## Exercise inputs
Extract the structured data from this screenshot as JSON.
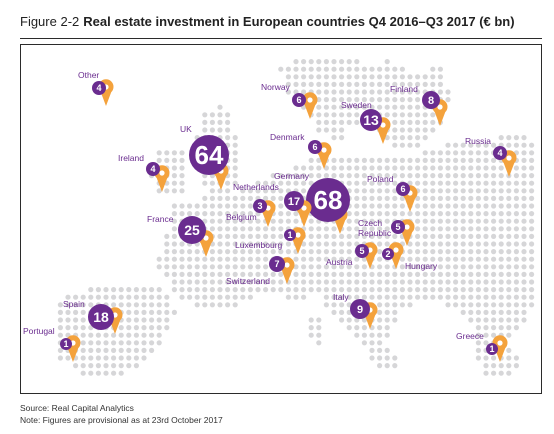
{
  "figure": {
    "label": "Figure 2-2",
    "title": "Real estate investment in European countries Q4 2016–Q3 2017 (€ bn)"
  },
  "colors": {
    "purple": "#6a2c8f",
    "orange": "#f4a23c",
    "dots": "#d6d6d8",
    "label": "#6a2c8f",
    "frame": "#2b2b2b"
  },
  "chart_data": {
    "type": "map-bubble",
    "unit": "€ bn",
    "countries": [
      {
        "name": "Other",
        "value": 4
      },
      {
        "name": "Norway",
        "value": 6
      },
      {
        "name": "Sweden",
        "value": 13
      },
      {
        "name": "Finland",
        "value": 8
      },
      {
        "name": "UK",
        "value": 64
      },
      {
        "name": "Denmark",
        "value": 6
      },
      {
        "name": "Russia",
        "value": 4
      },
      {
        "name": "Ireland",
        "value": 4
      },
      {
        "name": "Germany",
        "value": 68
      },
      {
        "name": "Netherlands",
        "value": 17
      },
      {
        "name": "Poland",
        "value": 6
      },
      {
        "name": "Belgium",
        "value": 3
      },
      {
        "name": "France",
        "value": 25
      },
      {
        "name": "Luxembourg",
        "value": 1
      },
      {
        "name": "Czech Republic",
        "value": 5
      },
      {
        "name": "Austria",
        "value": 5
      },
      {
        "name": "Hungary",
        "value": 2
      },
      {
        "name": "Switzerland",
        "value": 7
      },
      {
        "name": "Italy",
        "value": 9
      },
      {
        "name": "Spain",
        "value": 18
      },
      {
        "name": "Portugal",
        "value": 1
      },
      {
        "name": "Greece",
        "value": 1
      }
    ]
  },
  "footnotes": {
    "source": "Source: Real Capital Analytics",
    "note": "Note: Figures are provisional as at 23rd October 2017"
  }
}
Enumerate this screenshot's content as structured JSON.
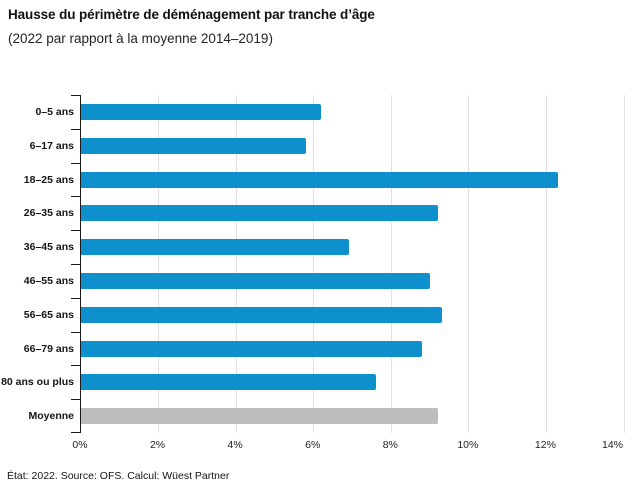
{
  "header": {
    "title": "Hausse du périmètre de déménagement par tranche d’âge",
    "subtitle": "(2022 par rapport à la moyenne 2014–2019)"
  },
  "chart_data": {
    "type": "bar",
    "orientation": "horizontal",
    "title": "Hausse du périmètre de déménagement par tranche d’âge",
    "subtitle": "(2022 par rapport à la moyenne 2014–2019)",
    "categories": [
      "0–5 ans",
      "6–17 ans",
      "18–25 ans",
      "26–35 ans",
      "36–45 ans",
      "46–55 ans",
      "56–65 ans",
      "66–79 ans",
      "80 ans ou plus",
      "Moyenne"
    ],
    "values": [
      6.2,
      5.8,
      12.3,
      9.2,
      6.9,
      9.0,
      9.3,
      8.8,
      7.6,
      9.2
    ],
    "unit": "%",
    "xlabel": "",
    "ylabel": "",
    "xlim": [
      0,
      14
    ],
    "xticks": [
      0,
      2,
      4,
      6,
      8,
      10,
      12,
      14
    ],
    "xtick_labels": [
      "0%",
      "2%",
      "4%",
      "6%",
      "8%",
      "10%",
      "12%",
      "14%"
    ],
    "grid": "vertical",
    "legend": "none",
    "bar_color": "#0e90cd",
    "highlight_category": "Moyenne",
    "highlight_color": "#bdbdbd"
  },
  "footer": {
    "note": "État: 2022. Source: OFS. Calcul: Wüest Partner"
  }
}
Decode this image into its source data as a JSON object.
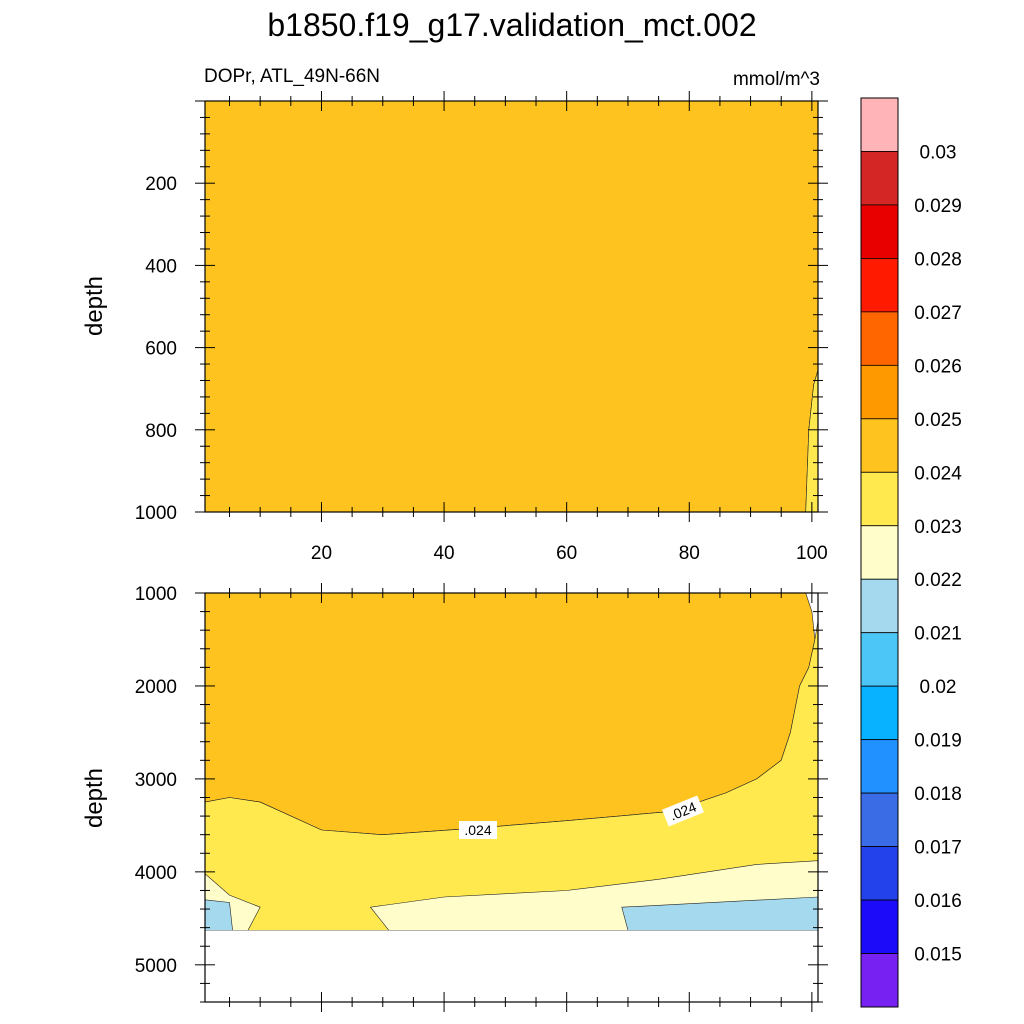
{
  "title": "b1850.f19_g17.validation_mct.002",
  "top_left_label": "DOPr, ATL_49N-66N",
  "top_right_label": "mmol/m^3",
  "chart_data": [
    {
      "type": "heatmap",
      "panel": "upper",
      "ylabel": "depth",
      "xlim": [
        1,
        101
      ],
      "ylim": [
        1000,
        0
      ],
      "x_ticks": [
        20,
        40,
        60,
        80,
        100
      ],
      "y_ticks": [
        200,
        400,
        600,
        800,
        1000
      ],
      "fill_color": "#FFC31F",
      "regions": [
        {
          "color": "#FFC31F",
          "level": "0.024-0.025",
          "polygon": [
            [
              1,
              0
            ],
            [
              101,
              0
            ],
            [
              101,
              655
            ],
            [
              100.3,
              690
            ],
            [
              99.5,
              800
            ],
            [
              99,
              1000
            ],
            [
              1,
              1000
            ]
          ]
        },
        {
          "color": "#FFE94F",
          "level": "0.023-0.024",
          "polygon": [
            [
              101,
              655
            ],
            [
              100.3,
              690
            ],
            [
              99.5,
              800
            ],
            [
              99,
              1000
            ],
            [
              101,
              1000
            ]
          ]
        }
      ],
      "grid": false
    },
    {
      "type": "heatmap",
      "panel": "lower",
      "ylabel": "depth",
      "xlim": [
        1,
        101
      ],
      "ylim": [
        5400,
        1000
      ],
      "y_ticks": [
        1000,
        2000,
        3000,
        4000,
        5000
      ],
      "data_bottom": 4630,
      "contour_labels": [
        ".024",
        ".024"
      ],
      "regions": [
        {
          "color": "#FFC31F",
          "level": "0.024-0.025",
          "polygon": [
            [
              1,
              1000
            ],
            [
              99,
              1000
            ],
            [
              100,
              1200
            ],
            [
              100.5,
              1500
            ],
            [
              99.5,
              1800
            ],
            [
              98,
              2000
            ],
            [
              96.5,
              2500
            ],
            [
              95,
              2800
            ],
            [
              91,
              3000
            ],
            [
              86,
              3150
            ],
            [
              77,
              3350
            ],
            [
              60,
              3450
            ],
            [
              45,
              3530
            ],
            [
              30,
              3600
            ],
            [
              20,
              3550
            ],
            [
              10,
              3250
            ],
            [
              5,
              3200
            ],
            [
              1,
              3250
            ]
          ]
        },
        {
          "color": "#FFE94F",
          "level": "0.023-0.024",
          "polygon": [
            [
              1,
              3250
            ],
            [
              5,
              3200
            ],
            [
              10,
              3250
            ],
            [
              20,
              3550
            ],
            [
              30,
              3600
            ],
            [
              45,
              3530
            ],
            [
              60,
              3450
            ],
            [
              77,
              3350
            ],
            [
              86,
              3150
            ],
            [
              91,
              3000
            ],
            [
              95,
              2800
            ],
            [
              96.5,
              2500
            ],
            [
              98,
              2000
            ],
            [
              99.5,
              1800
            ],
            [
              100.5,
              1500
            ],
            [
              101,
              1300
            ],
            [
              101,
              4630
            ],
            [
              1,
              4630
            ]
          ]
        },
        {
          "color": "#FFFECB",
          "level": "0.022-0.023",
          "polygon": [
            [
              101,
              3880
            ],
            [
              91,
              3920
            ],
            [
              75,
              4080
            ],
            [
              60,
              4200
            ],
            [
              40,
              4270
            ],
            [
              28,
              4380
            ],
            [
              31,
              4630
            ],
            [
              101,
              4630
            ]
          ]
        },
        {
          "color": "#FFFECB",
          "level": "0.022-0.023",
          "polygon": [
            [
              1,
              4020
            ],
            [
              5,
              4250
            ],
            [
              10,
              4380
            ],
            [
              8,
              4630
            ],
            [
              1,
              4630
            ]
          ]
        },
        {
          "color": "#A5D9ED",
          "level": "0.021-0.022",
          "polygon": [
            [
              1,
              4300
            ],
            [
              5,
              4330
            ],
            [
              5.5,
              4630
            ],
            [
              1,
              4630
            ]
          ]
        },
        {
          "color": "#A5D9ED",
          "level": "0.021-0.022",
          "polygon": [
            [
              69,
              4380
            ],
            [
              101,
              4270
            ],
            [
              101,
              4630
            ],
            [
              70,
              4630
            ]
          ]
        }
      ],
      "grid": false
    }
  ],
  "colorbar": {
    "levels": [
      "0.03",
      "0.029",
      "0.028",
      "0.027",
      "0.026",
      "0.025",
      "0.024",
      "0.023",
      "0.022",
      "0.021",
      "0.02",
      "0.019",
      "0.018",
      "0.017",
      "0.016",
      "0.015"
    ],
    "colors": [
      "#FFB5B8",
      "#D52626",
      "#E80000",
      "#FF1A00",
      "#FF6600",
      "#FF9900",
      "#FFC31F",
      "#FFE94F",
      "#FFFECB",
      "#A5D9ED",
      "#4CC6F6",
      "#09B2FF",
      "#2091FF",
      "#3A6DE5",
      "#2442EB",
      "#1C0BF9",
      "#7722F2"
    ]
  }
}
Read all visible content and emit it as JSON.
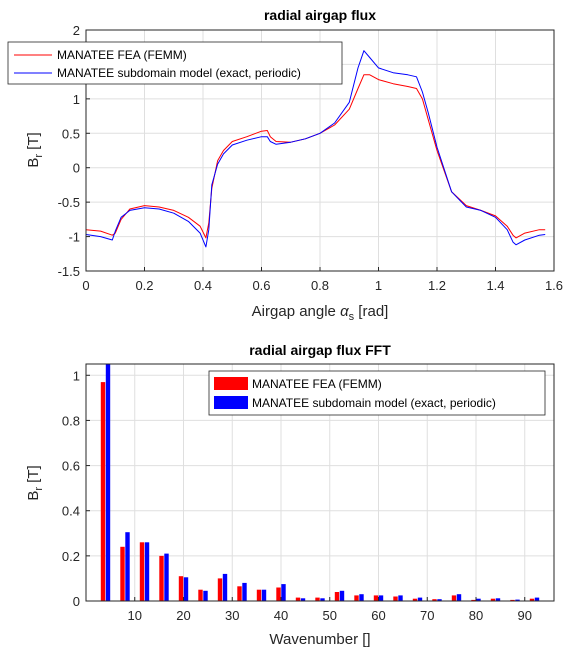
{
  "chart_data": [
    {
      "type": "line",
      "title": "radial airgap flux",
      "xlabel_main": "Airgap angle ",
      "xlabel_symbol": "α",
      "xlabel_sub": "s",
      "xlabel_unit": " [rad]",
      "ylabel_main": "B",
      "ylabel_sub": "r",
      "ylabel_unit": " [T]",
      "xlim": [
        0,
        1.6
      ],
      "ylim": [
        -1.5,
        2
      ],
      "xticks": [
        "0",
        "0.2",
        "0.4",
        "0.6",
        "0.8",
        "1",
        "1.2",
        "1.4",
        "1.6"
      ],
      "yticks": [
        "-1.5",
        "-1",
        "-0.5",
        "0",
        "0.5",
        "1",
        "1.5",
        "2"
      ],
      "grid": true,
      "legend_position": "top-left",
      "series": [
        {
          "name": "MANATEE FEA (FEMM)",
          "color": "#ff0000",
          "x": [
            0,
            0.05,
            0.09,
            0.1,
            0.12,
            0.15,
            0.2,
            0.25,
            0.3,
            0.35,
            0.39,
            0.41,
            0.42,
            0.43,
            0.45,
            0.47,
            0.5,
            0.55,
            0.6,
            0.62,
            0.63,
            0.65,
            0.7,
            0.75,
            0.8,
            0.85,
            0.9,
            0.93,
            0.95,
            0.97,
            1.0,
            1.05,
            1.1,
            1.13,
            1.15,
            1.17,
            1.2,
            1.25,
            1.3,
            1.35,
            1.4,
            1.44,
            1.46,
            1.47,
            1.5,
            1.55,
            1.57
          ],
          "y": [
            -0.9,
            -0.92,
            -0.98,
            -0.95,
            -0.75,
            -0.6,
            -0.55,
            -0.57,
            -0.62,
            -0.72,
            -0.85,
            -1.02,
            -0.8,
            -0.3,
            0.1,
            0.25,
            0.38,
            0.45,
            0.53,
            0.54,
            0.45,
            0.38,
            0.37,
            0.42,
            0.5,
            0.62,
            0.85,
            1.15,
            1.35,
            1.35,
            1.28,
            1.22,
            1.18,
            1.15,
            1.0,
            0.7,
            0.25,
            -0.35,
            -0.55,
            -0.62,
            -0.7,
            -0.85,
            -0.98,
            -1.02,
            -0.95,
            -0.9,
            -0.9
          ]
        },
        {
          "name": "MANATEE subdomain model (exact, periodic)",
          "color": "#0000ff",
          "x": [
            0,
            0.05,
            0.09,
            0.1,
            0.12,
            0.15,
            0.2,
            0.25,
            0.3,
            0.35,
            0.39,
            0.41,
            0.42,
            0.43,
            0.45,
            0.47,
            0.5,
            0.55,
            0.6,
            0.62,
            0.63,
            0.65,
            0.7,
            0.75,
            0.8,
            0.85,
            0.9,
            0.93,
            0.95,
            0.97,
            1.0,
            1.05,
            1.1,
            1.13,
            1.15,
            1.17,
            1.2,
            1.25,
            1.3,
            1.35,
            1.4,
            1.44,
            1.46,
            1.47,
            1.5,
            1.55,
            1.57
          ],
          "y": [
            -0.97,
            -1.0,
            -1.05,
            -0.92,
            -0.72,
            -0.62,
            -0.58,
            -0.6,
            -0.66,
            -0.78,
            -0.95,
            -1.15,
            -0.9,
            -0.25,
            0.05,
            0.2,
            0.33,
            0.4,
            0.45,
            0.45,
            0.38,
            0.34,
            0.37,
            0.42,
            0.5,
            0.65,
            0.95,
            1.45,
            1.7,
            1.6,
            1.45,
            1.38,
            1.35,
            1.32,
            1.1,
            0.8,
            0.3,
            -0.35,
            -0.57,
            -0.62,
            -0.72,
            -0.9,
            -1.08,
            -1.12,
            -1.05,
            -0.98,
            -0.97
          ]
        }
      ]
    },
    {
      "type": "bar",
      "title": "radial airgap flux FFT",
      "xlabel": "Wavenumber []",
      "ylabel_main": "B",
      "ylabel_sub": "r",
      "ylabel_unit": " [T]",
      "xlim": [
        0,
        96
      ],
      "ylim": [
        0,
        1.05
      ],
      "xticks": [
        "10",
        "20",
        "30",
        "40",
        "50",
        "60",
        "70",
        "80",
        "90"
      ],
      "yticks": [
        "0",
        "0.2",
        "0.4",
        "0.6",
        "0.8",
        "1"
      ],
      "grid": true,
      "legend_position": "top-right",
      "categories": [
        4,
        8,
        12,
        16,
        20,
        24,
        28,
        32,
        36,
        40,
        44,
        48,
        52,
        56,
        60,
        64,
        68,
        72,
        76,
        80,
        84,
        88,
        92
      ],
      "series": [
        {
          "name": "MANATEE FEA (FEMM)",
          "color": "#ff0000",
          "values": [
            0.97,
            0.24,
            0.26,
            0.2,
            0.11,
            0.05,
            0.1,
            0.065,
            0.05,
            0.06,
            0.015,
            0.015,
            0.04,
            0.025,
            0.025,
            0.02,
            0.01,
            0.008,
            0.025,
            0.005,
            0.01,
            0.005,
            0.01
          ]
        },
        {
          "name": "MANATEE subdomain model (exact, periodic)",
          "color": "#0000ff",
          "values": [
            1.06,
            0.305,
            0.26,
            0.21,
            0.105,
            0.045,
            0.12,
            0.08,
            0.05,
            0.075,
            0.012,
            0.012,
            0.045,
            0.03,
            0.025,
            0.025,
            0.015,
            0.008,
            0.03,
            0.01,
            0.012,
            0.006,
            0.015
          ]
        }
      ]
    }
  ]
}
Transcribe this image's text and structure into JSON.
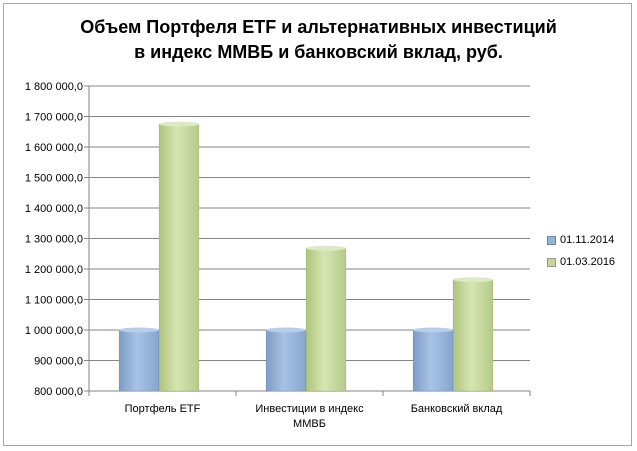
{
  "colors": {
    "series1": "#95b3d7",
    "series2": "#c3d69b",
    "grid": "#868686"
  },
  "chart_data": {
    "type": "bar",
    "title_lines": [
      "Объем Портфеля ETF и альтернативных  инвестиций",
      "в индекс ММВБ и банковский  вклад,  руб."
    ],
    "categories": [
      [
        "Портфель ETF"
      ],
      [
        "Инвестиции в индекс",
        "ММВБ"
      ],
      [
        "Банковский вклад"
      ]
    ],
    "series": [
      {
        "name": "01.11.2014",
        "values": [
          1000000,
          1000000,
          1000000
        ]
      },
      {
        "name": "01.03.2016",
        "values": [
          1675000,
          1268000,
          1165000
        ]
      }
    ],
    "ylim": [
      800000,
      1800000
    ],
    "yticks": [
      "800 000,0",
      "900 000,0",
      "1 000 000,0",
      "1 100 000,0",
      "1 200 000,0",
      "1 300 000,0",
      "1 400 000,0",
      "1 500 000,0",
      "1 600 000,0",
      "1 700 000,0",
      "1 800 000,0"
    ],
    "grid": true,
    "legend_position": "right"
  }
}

## Your goal
Go through the material above and copy each line that has the word "countries".

## Task solution
    "title": "Real estate investment in European countries Q4 2016–Q3 2017 (€ bn)"
    "countries": [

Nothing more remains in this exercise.